[Record set]

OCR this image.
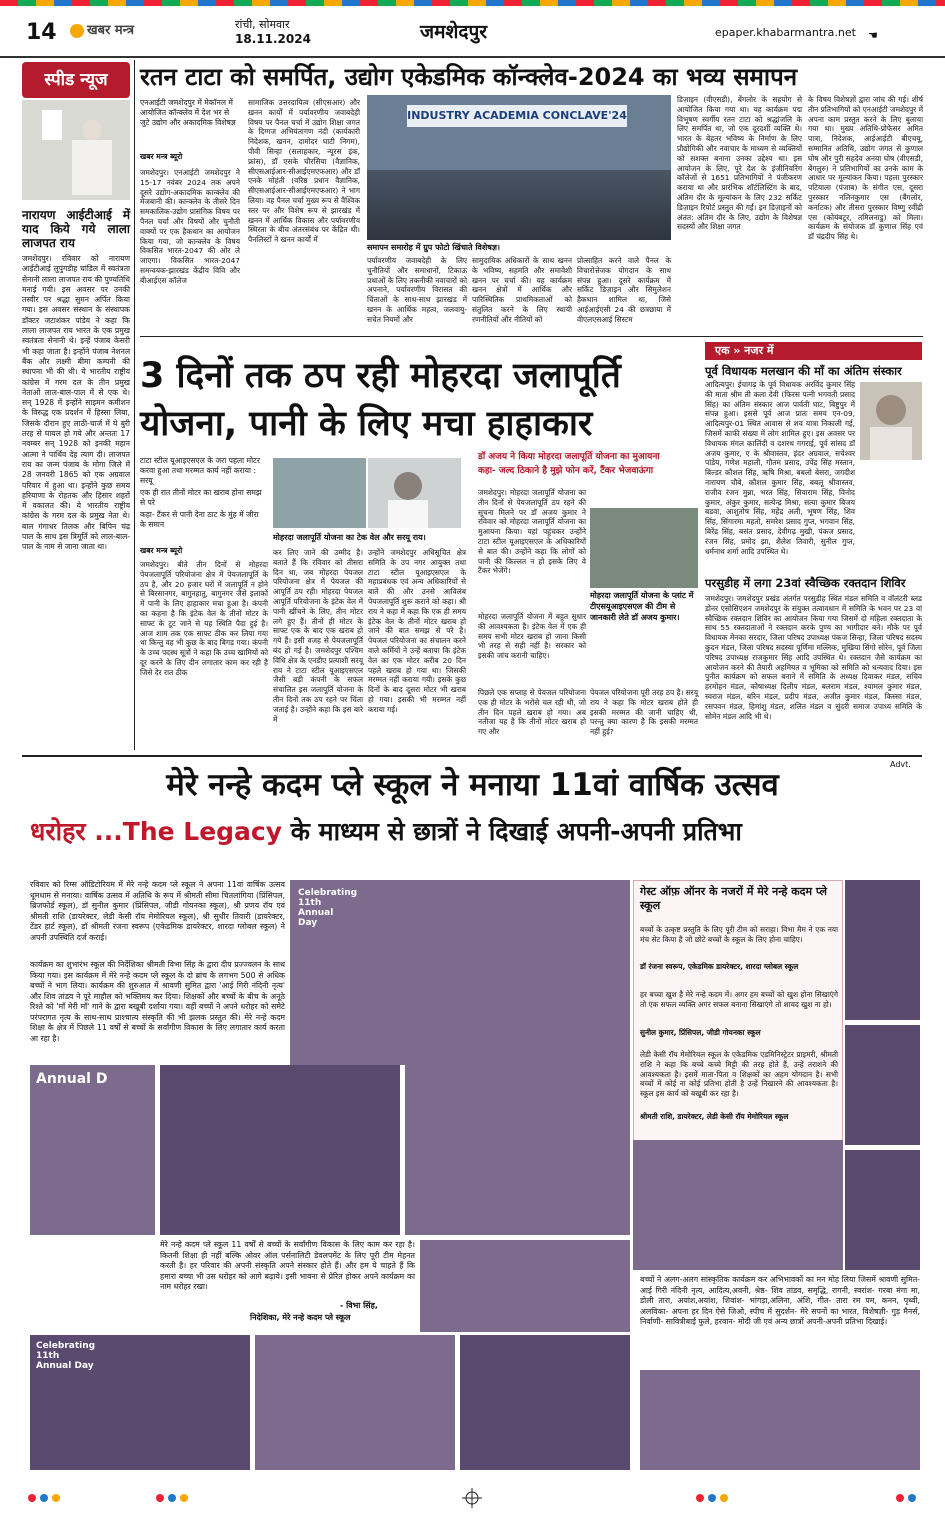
14	खबर मन्त्र	रांची, सोमवार
18.11.2024	जमशेदपुर	epaper.khabarmantra.net ☚
स्पीड न्यूज
नारायण आईटीआई में याद किये गये लाला लाजपत राय
जमशेदपुर। रविवार को नारायण आईटीआई लुपुंगडीह चांडिल में स्वतंत्रता सेनानी लाला लाजपत राय की पुण्यतिथि मनाई गयी। इस अवसर पर उनकी तस्वीर पर श्रद्धा सुमन अर्पित किया गया। इस अवसर संस्थान के संस्थापक डॉक्टर जटाशंकर पांडेय ने कहा कि लाला लाजपत राय भारत के एक प्रमुख स्वतंत्रता सेनानी थे। इन्हें पंजाब केसरी भी कहा जाता है। इन्होंने पंजाब नेशनल बैंक और लक्ष्मी बीमा कम्पनी की स्थापना भी की थी। ये भारतीय राष्ट्रीय कांग्रेस में गरम दल के तीन प्रमुख नेताओं लाल-बाल-पाल में से एक थे। सन् 1928 में इन्होंने साइमन कमीशन के विरुद्ध एक प्रदर्शन में हिस्सा लिया, जिसके दौरान हुए लाठी-चार्ज में ये बुरी तरह से घायल हो गये और अन्ततः 17 नवम्बर सन् 1928 को इनकी महान आत्मा ने पार्थिव देह त्याग दी। लाजपत राय का जन्म पंजाब के मोगा जिले में 28 जनवरी 1865 को एक अग्रवाल परिवार में हुआ था। इन्होंने कुछ समय हरियाणा के रोहतक और हिसार शहरों में वकालत की। ये भारतीय राष्ट्रीय कांग्रेस के गरम दल के प्रमुख नेता थे। बाल गंगाधर तिलक और बिपिन चंद्र पाल के साथ इस त्रिमूर्ति को लाल-बाल-पाल के नाम से जाना जाता था।
रतन टाटा को समर्पित, उद्योग एकेडमिक कॉन्क्लेव-2024 का भव्य समापन
एनआईटी जमशेदपुर में मेकॉनल में आयोजित कॉन्क्लेव में देश भर से जुटे उद्योग और अकादमिक विशेषज्ञ
खबर मन्त्र ब्यूरो
जमशेदपुर। एनआईटी जमशेदपुर ने 15-17 नवंबर 2024 तक अपने दूसरे उद्योग-अकादमिक कान्क्लेव की मेजबानी की। कान्क्लेव के तीसरे दिन समकालिक-उद्योग प्रासंगिक विषय पर पैनल चर्चा और विषयों और चुनौती वाक्यों पर एक हैकथान का आयोजन किया गया, जो कान्क्लेव के विषय विकसित भारत-2047 की ओर ले जाएगा। विकसित भारत-2047 समन्वयक-झारखंड केंद्रीय विवि और बीआईएस कॉलेज
सामाजिक उत्तरदायित्व (सीएसआर) और खनन कार्यों में पर्यावरणीय जवाबदेही विषय पर पैनल चर्चा में उद्योग शिक्षा जगत के दिग्गज अभियंतागण नंदी (कार्यकारी निदेशक, खनन, दामोदर घाटी निगम), पीवी सिन्हा (सलाहकार, न्यूरस इंक, फ्रांस), डॉ एसके चौरसिया (वैज्ञानिक, सीएसआईआर-सीआईएमएफआर) और डॉ एनके मोहंती (वरिष्ठ प्रधान वैज्ञानिक, सीएसआईआर-सीआईएमएफआर) ने भाग लिया। वह पैनल चर्चा मुख्य रूप से वैश्विक स्तर पर और विशेष रूप से झारखंड में खनन में आर्थिक विकास और पर्यावरणीय स्थिरता के बीच अंतरसंबंध पर केंद्रित थी। पैनलिस्टों ने खनन कार्यों में
INDUSTRY ACADEMIA CONCLAVE'24
समापन समारोह में ग्रुप फोटो खिंचाते विशेषज्ञ।
पर्यावरणीय जवाबदेही के लिए चुनौतियों और समाधानों, टिकाऊ प्रथाओं के लिए तकनीकी नवाचारों को अपनाने, पर्यावरणीय विरासत की चिंताओं के साथ-साथ झारखंड में खनन के आर्थिक महत्व, जलवायु-सचेत नियमों और
सामुदायिक अधिकारों के साथ खनन के भविष्य, सहमति और समावेशी खनन पर चर्चा की। यह कार्यक्रम खनन क्षेत्रों में आर्थिक और पारिस्थितिक प्राथमिकताओं को संतुलित करने के लिए स्थायी रणनीतियों और नीतियों को
प्रोत्साहित करने वाले पैनल के विचारोत्तेजक योगदान के साथ संपन्न हुआ। दूसरे कार्यक्रम में सर्किट डिज़ाइन और सिमुलेशन हैकथान शामिल था, जिसे आईआईएसी 24 की छत्रछाया में वीएलएसआई सिस्टम
डिज़ाइन (वीएसडी), बेंगलोर के सहयोग से आयोजित किया गया था। यह कार्यक्रम पद्म विभूषण स्वर्गीय रतन टाटा को श्रद्धांजलि के लिए समर्पित था, जो एक दूरदर्शी व्यक्ति थे। भारत के बेहतर भविष्य के निर्माण के लिए प्रौद्योगिकी और नवाचार के माध्यम से व्यक्तियों को सशक्त बनाना उनका उद्देश्य था। इस आयोजन के लिए, पूरे देश के इंजीनियरिंग कॉलेजों से 1651 प्रतिभागियों ने पंजीकरण कराया था और प्रारंभिक शॉर्टलिस्टिंग के बाद, अंतिम दौर के मूल्यांकन के लिए 232 सर्किट डिज़ाइन रिपोर्ट प्रस्तुत की गईं। इन डिज़ाइनों को अंतत: अंतिम दौर के लिए, उद्योग के विशेषज्ञ सदस्यों और शिक्षा जगत
के विषय विशेषज्ञों द्वारा जांच की गई। शीर्ष तीन प्रतिभागियों को एनआईटी जमशेदपुर में अपना काम प्रस्तुत करने के लिए बुलाया गया था। मुख्य अतिथि-प्रोफेसर अमित पात्रा, निदेशक, आईआईटी बीएचयू, सम्मानित अतिथि, उद्योग जगत से कुणाल घोष और पुरी सहदेव अनया घोष (वीएसडी, बेंगलुरु) ने प्रतिभागियों का उनके काम के आधार पर मूल्यांकन किया। पहला पुरस्कार पटियाला (पंजाब) के संगीत एस, दूसरा पुरस्कार नलिनकुमार एस (बैंगलोर, कर्नाटक) और तीसरा पुरस्कार विष्णु रवींद्री एस (कोयंबटूर, तमिलनाडु) को मिला। कार्यक्रम के संयोजक डॉ कुणाल सिंह एवं डॉ चंद्रदीप सिंह थे।
3 दिनों तक ठप रही मोहरदा जलापूर्ति योजना, पानी के लिए मचा हाहाकार
टाटा स्टील यूआइएसएल के जरा पहला मोटर करवा हुआ तथा मरम्मत कार्य नहीं कराया : सरयू
एक ही रात तीनों मोटर का खराब होना समझ से परे
कहा- टैंकर से पानी देना ठाट के मुंह में जीरा के समान
मोहरदा जलापूर्ति योजना का टेक वेल और सरयू राय।
खबर मन्त्र ब्यूरो
जमशेदपुर। बीते तीन दिनों से मोहरदा पेयजलापूर्ति परियोजना क्षेत्र में पेयजलापूर्ति के ठप है, और 20 हजार घरों में जलापूर्ति न होने से बिरसानगर, बागुनहातु, बागुनगर जैसे इलाकों में पानी के लिए हाहाकार मचा हुआ है। कंपनी का कहना है कि इंटेक वेल के तीनों मोटर के साफ्ट के टूट जाने से यह स्थिति पैदा हुई है। आज शाम तक एक साफ्ट ठीक कर लिया गया था किन्तु वह भी कुछ के बाद बिगड़ गया। कंपनी के उच्च पदस्थ सूत्रों ने कहा कि उच्च खामियों को दूर करने के लिए दीन लगातार काम कर रही है जिसे देर रात ठीक
कर लिए जाने की उम्मीद है। बताते हैं कि रविवार को तीसरा दिन था, जब मोहरदा पेयजल परियोजना क्षेत्र में पेयजल की आपूर्ति ठप रही। मोहरदा पेयजल आपूर्ति परियोजना के इंटेक वेल में पानी खींचने के लिए, तीन मोटर लगे हुए हैं। तीनों ही मोटर के साफ्ट एक के बाद एक खराब हो गये हैं। इसी वजह से पेयजलापूर्ति बंद हो गई है। जमशेदपुर पश्चिम विधि क्षेत्र के एनडीए प्रत्याशी सरयू राय ने टाटा स्टील यूआइएसएल जैसी बड़ी कंपनी के सफल संचालित इस जलापूर्ति योजना के तीन दिनों तक ठप रहने पर चिंता जताई है। उन्होंने कहा कि इस बारे में
उन्होंने जमशेदपुर अधिसूचित क्षेत्र समिति के उप नगर आयुक्त तथा टाटा स्टील यूआइएसएल के महाप्रबंधक एवं अन्य अधिकारियों से बातें की और उनसे आविलंब पेयजलापूर्ति शुरू कराने को कहा। श्री राय ने कहा में कहा कि एक ही समय इंटेक वेल के तीनों मोटर खराब हो जाने की बात समझ से परे है। पेयजल परियोजना का संचालन करने वाले कर्मियों ने उन्हें बताया कि इंटेक वेल का एक मोटर करीब 20 दिन पहले खराब हो गया था। जिसकी मरम्मत नहीं कराया गयी। इसके कुछ दिनों के बाद दूसरा मोटर भी खराब हो गया। इसकी भी मरम्मत नहीं कराया गई।
डॉ अजय ने किया मोहरदा जलापूर्ति योजना का मुआयना
कहा- जल्द ठिकाने है मुझे फोन करें, टैंकर भेजवाऊंगा
जमशेदपुर। मोहरदा जलापूर्ति योजना का तीन दिनों से पेयजलापूर्ति ठप रहने की सूचना मिलने पर डॉ अजय कुमार ने रविवार को मोहरदा जलापूर्ति योजना का मुआयना किया। यहां पहुंचकर उन्होंने टाटा स्टील यूआइएसएल के अधिकारियों से बात की। उन्होंने कहा कि लोगों को पानी की किल्लत न हो इसके लिए वे टैंकर भेजेंगे।
मोहरदा जलापूर्ति योजना के प्लांट में टीएसयूआइएसएल की टीम से जानकारी लेते डॉ अजय कुमार।
मोहरदा जलापूर्ति योजना में बहुत सुधार की आवश्यकता है। इंटेक वेल में एक ही समय सभी मोटर खराब हो जाना किसी भी तरह से सही नहीं है। सरकार को इसकी जांच करानी चाहिए।
पिछले एक सप्ताह से पेयजल परियोजना एक ही मोटर के भरोसे चल रही थी, जो तीन दिन पहले खराब हो गया। अब नतीजा यह है कि तीनों मोटर खराब हो गए और
पेयजल परियोजना पूरी तरह ठप है। सरयू राय ने कहा कि मोटर खराब होते ही इसकी मरम्मत की जानी चाहिए थी, परन्तु क्या कारण है कि इसकी मरम्मत नहीं हुई?
एक » नजर में
पूर्व विधायक मलखान की माँ का अंतिम संस्कार
आदित्यपुर। ईचागढ़ के पूर्व विधायक अरविंद कुमार सिंह की माता श्रीम ती कला देवी (फिरस पत्नी भगवती प्रसाद सिंह) का अंतिम संस्कार आज पार्वती घाट, बिष्टुपुर में संपन्न हुआ। इससे पूर्व आज प्रातः समय एन-09, आदित्यपुर-01 स्थित आवास से शव यात्रा निकाली गई, जिसमें काफी संख्या में लोग शामिल हुए। इस अवसर पर विधायक मंगल कालिंदी व दशरथ गगराई, पूर्व सांसद डॉ अजय कुमार, ए के श्रीवास्तव, इंदर अग्रवाल, सचेश्वर पांडेय, गणेश महाली, गौतम प्रसाद, उपेंद्र सिंह मस्तान, बिल्डर कौशल सिंह, ऋषि मिश्रा, बबलो बेसरा, जगदीश नारायण चौबे, कौशल कुमार सिंह, बबलू श्रीवास्तव, राजीव रंजन मुन्ना, भरत सिंह, सियाराम सिंह, विनोद कुमार, अंकुर कुमार, सत्येन्द्र मिश्रा, सत्या कुमार बिजय बडवा, आशुतोष सिंह, महेंद्र अली, भूषण सिंह, शिव सिंह, सिंगारमा महतो, समरेश प्रसाद गुप्त, भगवान सिंह, बिरेंद्र सिंह, बसंत प्रसाद, देवीगढ़ मुखी, पंकज प्रसाद, रंजन सिंह, प्रमोद झा, शैलेश तिवारी, सुनील गुप्त, धर्मनाथ शर्मा आदि उपस्थित थे।
परसुडीह में लगा 23वां स्वैच्छिक रक्तदान शिविर
जमशेदपुर। जमशेदपुर प्रखंड अंतर्गत परसुडीह स्थित मंडल समिति व वॉलंटरी ब्लड डोनर एसोसिएशन जमशेदपुर के संयुक्त तत्वावधान में समिति के भवन पर 23 वां स्वैच्छिक रक्तदान शिविर का आयोजन किया गया जिसमें दो महिला रक्तदाता के साथ 55 रक्तदाताओं ने रक्तदान करके पुण्य का भागीदार बने। मौके पर पूर्व विधायक मेनका सरदार, जिला परिषद उपाध्यक्ष पंकज सिन्हा, जिला परिषद सदस्य कुदन मंडल, जिला परिषद सदस्या पूर्णिमा मल्लिक, मुखिया सिंगो सोरेन, पूर्व जिला परिषद उपाध्यक्ष राजकुमार सिंह आदि उपस्थित थे। रक्तदान जैसे कार्यक्रम का आयोजन करने की तैयारी अहमियत व भूमिका को समिति को धन्यवाद दिया। इस पुनीत कार्यक्रम को सफल बनाने में समिति के अध्यक्ष दिवाकर मंडल, सचिव हरमोहन मंडल, कोषाध्यक्ष दिलीप मंडल, बलराम मंडल, श्यामल कुमार मंडल, स्वराज मंडल, बरिन मंडल, प्रदीप मंडल, अजीत कुमार मंडल, किस्सा मंडल, रसपवन मंडल, हिमांशु मंडल, शलित मंडल व सुंदरी समाज उपाध्य समिति के सोमेन मंडल आदि भी थे।
Advt.
मेरे नन्हे कदम प्ले स्कूल ने मनाया 11वां वार्षिक उत्सव
धरोहर ...The Legacy के माध्यम से छात्रों ने दिखाई अपनी-अपनी प्रतिभा
रविवार को रिम्स ऑडिटोरियम में मेरे नन्हे कदम प्ले स्कूल ने अपना 11वां वार्षिक उत्सव धूमधाम से मनाया। वार्षिक उत्सव में अतिथि के रूप में श्रीमती सीमा चितलांगिया (प्रिंसिपल, ब्रिजफोर्ड स्कूल), डॉ सुनील कुमार (प्रिंसिपल, जीडी गोयनका स्कूल), श्री प्रणय रॉय एवं श्रीमती राशि (डायरेक्टर, लेडी केसी रॉय मेमोरियल स्कूल), श्री सुधीर तिवारी (डायरेक्टर, टेंडर हार्ट स्कूल), डॉ श्रीमती रंजना स्वरूप (एकेडमिक डायरेक्टर, शारदा ग्लोबल स्कूल) ने अपनी उपस्थिति दर्ज कराई।
कार्यक्रम का शुभारंभ स्कूल की निर्देशिका श्रीमती विभा सिंह के द्वारा दीप प्रज्ज्वलन के साथ किया गया। इस कार्यक्रम में मेरे नन्हे कदम प्ले स्कूल के दो ब्रांच के लगभग 500 से अधिक बच्चों ने भाग लिया। कार्यक्रम की शुरुआत में श्रावणी सुमित द्वारा 'आई गिरी नंदिनी नृत्य' और शिव तांडव ने पूरे माहौल को भक्तिमय कर दिया। शिक्षकों और बच्चों के बीच के अनूठे रिश्ते को 'माँ मेरी माँ' गाने के द्वारा बखूबी दर्शाया गया। वहीं बच्चों ने अपने धरोहर को समेटे परंपरागत नृत्य के साथ-साथ प्राश्चात्य संस्कृति की भी झलक प्रस्तुत की। मेरे नन्हे कदम शिक्षा के क्षेत्र में पिछले 11 वर्षों से बच्चों के सर्वांगीण विकास के लिए लगातार कार्य करता आ रहा है।
Celebrating 11th Annual Day
गेस्ट ऑफ़ ऑनर के नजरों में मेरे नन्हे कदम प्ले स्कूल
बच्चों के उत्कृष्ट प्रस्तुति के लिए पूरी टीम को सराहा। विभा मैम ने एक नया मंच सेट किया है जो छोटे बच्चों के स्कूल के लिए होना चाहिए।
डॉ रंजना स्वरूप, एकेडमिक डायरेक्टर, शारदा ग्लोबल स्कूल
हर बच्चा खुश है मेरे नन्हे कदम में। अगर हम बच्चों को खुश होना सिखाएंगे तो एक सफल व्यक्ति अगर सफल बनाना सिखाएंगे तो शायद खुश ना हो।
सुनील कुमार, प्रिंसिपल, जीडी गोयनका स्कूल
लेडी केसी रॉय मेमोरियल स्कूल के एकेडमिक एडमिनिस्ट्रेटर प्राइमरी, श्रीमती राशि ने कहा कि बच्चे कच्चे मिट्टी की तरह होते हैं, उन्हें तराशने की आवश्यकता है। इसमें माता-पिता व शिक्षकों का अहम योगदान है। सभी बच्चों में कोई ना कोई प्रतिभा होती है उन्हें निखारने की आवश्यकता है। स्कूल इस कार्य को बखूबी कर रहा है।
श्रीमती राशि, डायरेक्टर, लेडी केसी रॉय मेमोरियल स्कूल
Annual D
मेरे नन्हे कदम प्ले स्कूल 11 वर्षों से बच्चों के सर्वांगीण विकास के लिए काम कर रहा है। कितनी शिक्षा ही नहीं बल्कि ओवर ऑल पर्सनालिटी डेवलपमेंट के लिए पूरी टीम मेहनत करती है। हर परिवार की अपनी संस्कृति अपने संस्कार होते हैं। और हम ये चाहते हैं कि हमारा बच्चा भी उस धरोहर को आगे बढ़ाये। इसी भावना से प्रेरित होकर अपने कार्यक्रम का नाम धरोहर रखा।
- विभा सिंह,
निदेशिका, मेरे नन्हे कदम प्ले स्कूल
बच्चों ने अलग-अलग सांस्कृतिक कार्यक्रम कर अभिभावकों का मन मोह लिया जिसमें श्रावणी सुमित- आई गिरी नंदिनी नृत्य, आदित्य,अवनी, श्रेष्ठ- शिव तांडव, समृद्धि, रागनी, स्वरांश- गरबा मंगा मा, डोली तारा, अयांश,अयांश, शिवांश- भांगड़ा,अलिना, अंशि, गीत- तारा रम पम, कनन, पृथ्वी, अलविका- अपना हर दिन ऐसे जिओ, स्पीच में सुदर्शन- मेरे सपनों का भारत, विशेषज्ञी- गुड़ मैनर्स, निर्वाणी- सावित्रीबाई फुले, हरवान- मोदी जी एवं अन्य छात्रों अपनी-अपनी प्रतिभा दिखाई।
Celebrating 11th Annual Day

[Short exercise] Report all lines of the material that contain the word "एनआईट".

[Task result]
एनआईटी जमशेदपुर में मेकॉनल में आयोजित कॉन्क्लेव में देश भर से जुटे उद्योग और अकादमिक विशेषज्ञ
जमशेदपुर। एनआईटी जमशेदपुर ने 15-17 नवंबर 2024 तक अपने दूसरे उद्योग-अकादमिक कान्क्लेव की मेजबानी की। कान्क्लेव के तीसरे दिन समकालिक-उद्योग प्रासंगिक विषय पर पैनल चर्चा और विषयों और चुनौती वाक्यों पर एक हैकथान का आयोजन किया गया, जो कान्क्लेव के विषय विकसित भारत-2047 की ओर ले जाएगा। विकसित भारत-2047 समन्वयक-झारखंड केंद्रीय विवि और बीआईएस कॉलेज
के विषय विशेषज्ञों द्वारा जांच की गई। शीर्ष तीन प्रतिभागियों को एनआईटी जमशेदपुर में अपना काम प्रस्तुत करने के लिए बुलाया गया था। मुख्य अतिथि-प्रोफेसर अमित पात्रा, निदेशक, आईआईटी बीएचयू, सम्मानित अतिथि, उद्योग जगत से कुणाल घोष और पुरी सहदेव अनया घोष (वीएसडी, बेंगलुरु) ने प्रतिभागियों का उनके काम के आधार पर मूल्यांकन किया। पहला पुरस्कार पटियाला (पंजाब) के संगीत एस, दूसरा पुरस्कार नलिनकुमार एस (बैंगलोर, कर्नाटक) और तीसरा पुरस्कार विष्णु रवींद्री एस (कोयंबटूर, तमिलनाडु) को मिला। कार्यक्रम के संयोजक डॉ कुणाल सिंह एवं डॉ चंद्रदीप सिंह थे।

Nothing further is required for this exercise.